**Exercise:**
Print every entry, word for word, and skip the images.

**Provided material:**
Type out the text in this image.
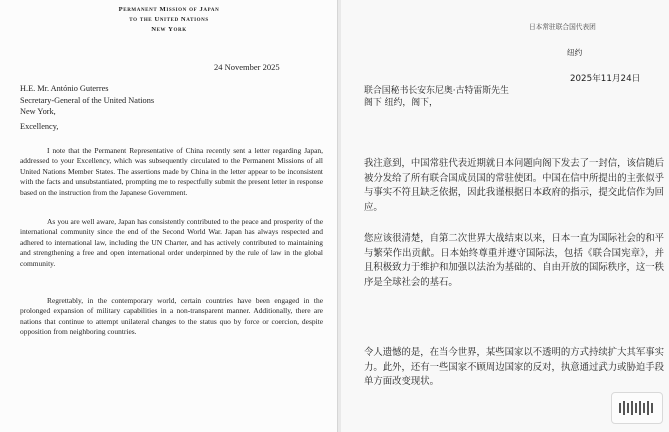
Permanent Mission of Japan
to the United Nations
New York
24 November 2025
H.E. Mr. António Guterres
Secretary-General of the United Nations
New York,
Excellency,

I note that the Permanent Representative of China recently sent a letter regarding Japan, addressed to your Excellency, which was subsequently circulated to the Permanent Missions of all United Nations Member States. The assertions made by China in the letter appear to be inconsistent with the facts and unsubstantiated, prompting me to respectfully submit the present letter in response based on the instruction from the Japanese Government.

As you are well aware, Japan has consistently contributed to the peace and prosperity of the international community since the end of the Second World War. Japan has always respected and adhered to international law, including the UN Charter, and has actively contributed to maintaining and strengthening a free and open international order underpinned by the rule of law in the global community.

Regrettably, in the contemporary world, certain countries have been engaged in the prolonged expansion of military capabilities in a non-transparent manner. Additionally, there are nations that continue to attempt unilateral changes to the status quo by force or coercion, despite opposition from neighboring countries.

日本常驻联合国代表团
纽约
2025年11月24日
联合国秘书长安东尼奥·古特雷斯先生
阁下 纽约，阁下，

我注意到，中国常驻代表近期就日本问题向阁下发去了一封信，该信随后被分发给了所有联合国成员国的常驻使团。中国在信中所提出的主张似乎与事实不符且缺乏依据，因此我谨根据日本政府的指示，提交此信作为回应。

您应该很清楚，自第二次世界大战结束以来，日本一直为国际社会的和平与繁荣作出贡献。日本始终尊重并遵守国际法，包括《联合国宪章》，并且积极致力于维护和加强以法治为基础的、自由开放的国际秩序，这一秩序是全球社会的基石。

令人遗憾的是，在当今世界，某些国家以不透明的方式持续扩大其军事实力。此外，还有一些国家不顾周边国家的反对，执意通过武力或胁迫手段单方面改变现状。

**Reply:**
Type out the text in this image.
Permanent Mission of Japan
to the United Nations
New York
24 November 2025
H.E. Mr. António Guterres
Secretary-General of the United Nations
New York,
Excellency,

I note that the Permanent Representative of China recently sent a letter regarding Japan, addressed to your Excellency, which was subsequently circulated to the Permanent Missions of all United Nations Member States. The assertions made by China in the letter appear to be inconsistent with the facts and unsubstantiated, prompting me to respectfully submit the present letter in response based on the instruction from the Japanese Government.

As you are well aware, Japan has consistently contributed to the peace and prosperity of the international community since the end of the Second World War. Japan has always respected and adhered to international law, including the UN Charter, and has actively contributed to maintaining and strengthening a free and open international order underpinned by the rule of law in the global community.

Regrettably, in the contemporary world, certain countries have been engaged in the prolonged expansion of military capabilities in a non-transparent manner. Additionally, there are nations that continue to attempt unilateral changes to the status quo by force or coercion, despite opposition from neighboring countries.

日本常驻联合国代表团
纽约
2025年11月24日
联合国秘书长安东尼奥·古特雷斯先生
阁下 纽约，阁下，

我注意到，中国常驻代表近期就日本问题向阁下发去了一封信，该信随后被分发给了所有联合国成员国的常驻使团。中国在信中所提出的主张似乎与事实不符且缺乏依据，因此我谨根据日本政府的指示，提交此信作为回应。

您应该很清楚，自第二次世界大战结束以来，日本一直为国际社会的和平与繁荣作出贡献。日本始终尊重并遵守国际法，包括《联合国宪章》，并且积极致力于维护和加强以法治为基础的、自由开放的国际秩序，这一秩序是全球社会的基石。

令人遗憾的是，在当今世界，某些国家以不透明的方式持续扩大其军事实力。此外，还有一些国家不顾周边国家的反对，执意通过武力或胁迫手段单方面改变现状。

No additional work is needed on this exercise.